** Records for this exercise **
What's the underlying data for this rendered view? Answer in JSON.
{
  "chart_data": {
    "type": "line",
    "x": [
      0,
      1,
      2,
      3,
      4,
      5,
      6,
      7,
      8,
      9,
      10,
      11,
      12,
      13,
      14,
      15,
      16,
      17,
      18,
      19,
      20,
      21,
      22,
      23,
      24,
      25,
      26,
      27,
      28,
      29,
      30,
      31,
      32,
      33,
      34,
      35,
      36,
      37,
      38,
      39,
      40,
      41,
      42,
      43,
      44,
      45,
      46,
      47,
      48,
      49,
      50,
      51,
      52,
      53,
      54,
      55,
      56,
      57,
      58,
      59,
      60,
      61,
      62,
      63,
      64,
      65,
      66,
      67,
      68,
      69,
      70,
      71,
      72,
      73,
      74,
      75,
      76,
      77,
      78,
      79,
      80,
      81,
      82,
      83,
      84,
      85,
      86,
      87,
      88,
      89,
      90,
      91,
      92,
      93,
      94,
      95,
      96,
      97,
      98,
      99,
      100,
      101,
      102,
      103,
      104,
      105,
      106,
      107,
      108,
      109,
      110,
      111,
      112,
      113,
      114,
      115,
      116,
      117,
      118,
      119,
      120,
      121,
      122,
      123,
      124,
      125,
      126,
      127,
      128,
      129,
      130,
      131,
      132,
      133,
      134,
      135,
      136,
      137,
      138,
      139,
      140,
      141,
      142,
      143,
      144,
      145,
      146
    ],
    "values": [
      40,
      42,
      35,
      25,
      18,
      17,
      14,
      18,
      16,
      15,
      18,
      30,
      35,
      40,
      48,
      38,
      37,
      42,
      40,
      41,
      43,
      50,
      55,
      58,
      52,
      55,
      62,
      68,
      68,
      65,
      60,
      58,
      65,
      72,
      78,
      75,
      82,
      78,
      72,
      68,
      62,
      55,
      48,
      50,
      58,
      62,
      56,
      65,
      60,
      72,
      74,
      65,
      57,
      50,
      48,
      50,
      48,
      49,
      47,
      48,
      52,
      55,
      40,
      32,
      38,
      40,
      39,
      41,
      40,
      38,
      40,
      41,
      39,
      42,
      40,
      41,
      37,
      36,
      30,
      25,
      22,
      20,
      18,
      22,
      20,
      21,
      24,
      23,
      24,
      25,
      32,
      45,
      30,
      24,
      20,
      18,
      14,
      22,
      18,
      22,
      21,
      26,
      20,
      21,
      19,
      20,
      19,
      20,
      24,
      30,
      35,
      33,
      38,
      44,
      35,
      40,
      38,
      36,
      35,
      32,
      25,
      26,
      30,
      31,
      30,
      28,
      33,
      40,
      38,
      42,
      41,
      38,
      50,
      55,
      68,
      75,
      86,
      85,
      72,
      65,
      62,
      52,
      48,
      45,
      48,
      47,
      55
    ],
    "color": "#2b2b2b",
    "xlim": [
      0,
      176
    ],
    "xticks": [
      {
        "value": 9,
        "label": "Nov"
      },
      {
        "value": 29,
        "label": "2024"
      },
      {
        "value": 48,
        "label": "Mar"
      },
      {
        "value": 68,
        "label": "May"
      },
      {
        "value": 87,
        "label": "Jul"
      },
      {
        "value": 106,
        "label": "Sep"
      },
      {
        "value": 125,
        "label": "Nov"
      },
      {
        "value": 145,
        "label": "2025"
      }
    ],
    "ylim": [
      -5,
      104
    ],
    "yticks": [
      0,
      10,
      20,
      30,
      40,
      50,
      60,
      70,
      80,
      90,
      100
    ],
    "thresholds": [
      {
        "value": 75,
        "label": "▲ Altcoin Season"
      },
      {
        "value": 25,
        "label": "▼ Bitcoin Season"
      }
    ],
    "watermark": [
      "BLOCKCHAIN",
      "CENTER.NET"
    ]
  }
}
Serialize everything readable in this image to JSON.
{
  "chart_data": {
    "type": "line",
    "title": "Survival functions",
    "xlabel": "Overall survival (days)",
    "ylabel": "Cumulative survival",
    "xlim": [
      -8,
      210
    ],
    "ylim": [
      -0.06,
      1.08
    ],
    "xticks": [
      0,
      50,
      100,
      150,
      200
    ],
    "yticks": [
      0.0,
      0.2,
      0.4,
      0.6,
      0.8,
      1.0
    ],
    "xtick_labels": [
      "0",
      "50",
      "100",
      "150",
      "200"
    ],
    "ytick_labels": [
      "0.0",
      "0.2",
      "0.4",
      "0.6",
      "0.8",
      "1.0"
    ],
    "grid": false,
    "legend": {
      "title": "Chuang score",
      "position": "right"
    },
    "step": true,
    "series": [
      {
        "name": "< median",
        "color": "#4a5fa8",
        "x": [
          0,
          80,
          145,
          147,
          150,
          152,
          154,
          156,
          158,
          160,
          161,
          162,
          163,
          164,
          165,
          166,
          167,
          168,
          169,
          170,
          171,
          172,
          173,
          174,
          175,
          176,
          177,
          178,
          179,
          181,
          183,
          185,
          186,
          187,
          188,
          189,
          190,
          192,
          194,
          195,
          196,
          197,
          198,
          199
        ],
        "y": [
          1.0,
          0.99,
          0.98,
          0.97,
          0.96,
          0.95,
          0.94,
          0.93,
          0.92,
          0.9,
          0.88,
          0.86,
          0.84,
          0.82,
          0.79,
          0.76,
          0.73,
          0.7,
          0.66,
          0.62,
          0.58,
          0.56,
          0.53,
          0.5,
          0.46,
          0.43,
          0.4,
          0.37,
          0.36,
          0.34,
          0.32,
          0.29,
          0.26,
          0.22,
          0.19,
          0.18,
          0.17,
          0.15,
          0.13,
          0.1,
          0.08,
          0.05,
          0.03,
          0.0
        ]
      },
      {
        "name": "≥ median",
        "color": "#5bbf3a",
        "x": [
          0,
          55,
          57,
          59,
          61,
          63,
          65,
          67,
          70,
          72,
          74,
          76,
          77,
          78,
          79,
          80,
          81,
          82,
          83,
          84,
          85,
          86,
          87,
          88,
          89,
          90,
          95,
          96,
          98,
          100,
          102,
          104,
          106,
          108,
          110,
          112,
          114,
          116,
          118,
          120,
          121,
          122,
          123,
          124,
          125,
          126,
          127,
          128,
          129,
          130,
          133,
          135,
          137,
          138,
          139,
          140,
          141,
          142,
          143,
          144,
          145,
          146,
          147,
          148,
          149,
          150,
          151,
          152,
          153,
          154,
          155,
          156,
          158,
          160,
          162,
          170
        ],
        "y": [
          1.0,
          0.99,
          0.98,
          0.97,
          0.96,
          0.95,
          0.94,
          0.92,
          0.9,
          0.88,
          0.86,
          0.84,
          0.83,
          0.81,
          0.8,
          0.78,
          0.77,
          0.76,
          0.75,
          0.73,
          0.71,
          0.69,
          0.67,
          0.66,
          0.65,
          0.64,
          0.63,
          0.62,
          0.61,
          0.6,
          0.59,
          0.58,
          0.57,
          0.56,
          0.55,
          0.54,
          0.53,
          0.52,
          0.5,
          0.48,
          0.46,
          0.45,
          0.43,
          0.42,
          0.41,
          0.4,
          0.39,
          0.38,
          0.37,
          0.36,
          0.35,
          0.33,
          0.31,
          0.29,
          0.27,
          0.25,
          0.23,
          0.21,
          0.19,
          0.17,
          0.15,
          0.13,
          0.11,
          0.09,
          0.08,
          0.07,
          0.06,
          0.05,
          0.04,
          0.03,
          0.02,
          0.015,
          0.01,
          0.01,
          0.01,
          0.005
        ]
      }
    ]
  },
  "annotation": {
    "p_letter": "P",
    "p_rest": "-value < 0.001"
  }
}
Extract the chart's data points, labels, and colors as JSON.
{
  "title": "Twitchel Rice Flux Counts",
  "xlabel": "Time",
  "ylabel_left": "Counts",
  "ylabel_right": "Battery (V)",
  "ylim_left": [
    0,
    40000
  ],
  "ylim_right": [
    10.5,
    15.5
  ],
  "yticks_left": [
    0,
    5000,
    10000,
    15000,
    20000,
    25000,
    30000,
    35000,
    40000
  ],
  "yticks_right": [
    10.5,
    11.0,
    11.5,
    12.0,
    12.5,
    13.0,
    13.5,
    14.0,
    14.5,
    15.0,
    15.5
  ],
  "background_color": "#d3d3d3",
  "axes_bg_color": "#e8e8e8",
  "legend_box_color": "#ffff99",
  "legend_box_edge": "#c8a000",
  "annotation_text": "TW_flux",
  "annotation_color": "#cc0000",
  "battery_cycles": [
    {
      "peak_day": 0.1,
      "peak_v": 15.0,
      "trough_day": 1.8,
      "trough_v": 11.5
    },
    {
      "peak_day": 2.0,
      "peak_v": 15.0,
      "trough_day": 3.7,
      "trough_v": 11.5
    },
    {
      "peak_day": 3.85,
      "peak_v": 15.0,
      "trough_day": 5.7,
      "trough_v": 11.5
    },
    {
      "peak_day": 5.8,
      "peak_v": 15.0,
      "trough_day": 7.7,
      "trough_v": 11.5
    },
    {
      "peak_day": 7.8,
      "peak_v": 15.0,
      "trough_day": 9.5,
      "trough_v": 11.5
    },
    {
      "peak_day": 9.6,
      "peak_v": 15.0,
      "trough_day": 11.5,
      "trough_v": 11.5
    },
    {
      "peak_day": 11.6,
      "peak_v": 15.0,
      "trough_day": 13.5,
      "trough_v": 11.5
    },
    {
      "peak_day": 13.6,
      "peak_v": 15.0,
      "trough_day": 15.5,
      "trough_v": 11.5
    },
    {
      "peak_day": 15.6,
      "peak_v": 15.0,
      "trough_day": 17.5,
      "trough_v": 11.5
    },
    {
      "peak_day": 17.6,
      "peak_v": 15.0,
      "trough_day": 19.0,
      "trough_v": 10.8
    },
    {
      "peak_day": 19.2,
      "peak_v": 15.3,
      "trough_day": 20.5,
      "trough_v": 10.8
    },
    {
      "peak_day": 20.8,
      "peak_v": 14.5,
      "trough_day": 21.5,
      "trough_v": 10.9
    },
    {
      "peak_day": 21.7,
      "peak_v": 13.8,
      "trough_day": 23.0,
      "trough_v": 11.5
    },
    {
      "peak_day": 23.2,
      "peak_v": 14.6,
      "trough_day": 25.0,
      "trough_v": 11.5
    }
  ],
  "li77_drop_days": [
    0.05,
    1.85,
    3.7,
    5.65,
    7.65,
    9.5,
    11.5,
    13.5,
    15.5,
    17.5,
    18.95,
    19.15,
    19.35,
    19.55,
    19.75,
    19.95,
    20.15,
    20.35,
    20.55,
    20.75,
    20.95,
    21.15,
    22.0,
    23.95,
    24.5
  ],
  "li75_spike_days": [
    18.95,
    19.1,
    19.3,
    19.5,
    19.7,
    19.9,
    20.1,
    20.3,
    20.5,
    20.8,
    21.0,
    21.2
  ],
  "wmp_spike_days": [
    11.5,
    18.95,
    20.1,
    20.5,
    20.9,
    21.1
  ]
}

** Objective **
From the records above, pull out each line that has "xlabel".

** Reply to the exercise **
    "xlabel": "Overall survival (days)",
  "xlabel": "Time",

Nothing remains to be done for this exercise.